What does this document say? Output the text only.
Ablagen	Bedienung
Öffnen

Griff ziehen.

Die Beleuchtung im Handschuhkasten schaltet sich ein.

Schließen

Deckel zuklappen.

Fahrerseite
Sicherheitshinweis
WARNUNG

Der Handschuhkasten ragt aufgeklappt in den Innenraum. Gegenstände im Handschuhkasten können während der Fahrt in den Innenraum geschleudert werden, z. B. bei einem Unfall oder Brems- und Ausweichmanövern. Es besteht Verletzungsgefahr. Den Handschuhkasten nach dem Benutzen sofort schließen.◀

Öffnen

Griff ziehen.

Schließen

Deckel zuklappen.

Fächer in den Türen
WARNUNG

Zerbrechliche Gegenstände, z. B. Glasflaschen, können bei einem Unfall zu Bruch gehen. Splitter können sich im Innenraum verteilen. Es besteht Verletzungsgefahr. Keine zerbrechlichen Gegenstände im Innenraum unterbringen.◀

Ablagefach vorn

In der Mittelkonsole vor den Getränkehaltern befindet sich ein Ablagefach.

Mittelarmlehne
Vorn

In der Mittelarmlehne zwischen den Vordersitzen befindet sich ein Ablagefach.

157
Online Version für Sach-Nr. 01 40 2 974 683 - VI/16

# What to work on
Copy every record above exactly as it appears.

# Output of the exercise
What does this document say? Output the text only.
Ablagen	Bedienung
Öffnen

Griff ziehen.

Die Beleuchtung im Handschuhkasten schaltet sich ein.

Schließen

Deckel zuklappen.

Fahrerseite
Sicherheitshinweis
WARNUNG

Der Handschuhkasten ragt aufgeklappt in den Innenraum. Gegenstände im Handschuhkasten können während der Fahrt in den Innenraum geschleudert werden, z. B. bei einem Unfall oder Brems- und Ausweichmanövern. Es besteht Verletzungsgefahr. Den Handschuhkasten nach dem Benutzen sofort schließen.◀

Öffnen

Griff ziehen.

Schließen

Deckel zuklappen.

Fächer in den Türen
WARNUNG

Zerbrechliche Gegenstände, z. B. Glasflaschen, können bei einem Unfall zu Bruch gehen. Splitter können sich im Innenraum verteilen. Es besteht Verletzungsgefahr. Keine zerbrechlichen Gegenstände im Innenraum unterbringen.◀

Ablagefach vorn

In der Mittelkonsole vor den Getränkehaltern befindet sich ein Ablagefach.

Mittelarmlehne
Vorn

In der Mittelarmlehne zwischen den Vordersitzen befindet sich ein Ablagefach.

157
Online Version für Sach-Nr. 01 40 2 974 683 - VI/16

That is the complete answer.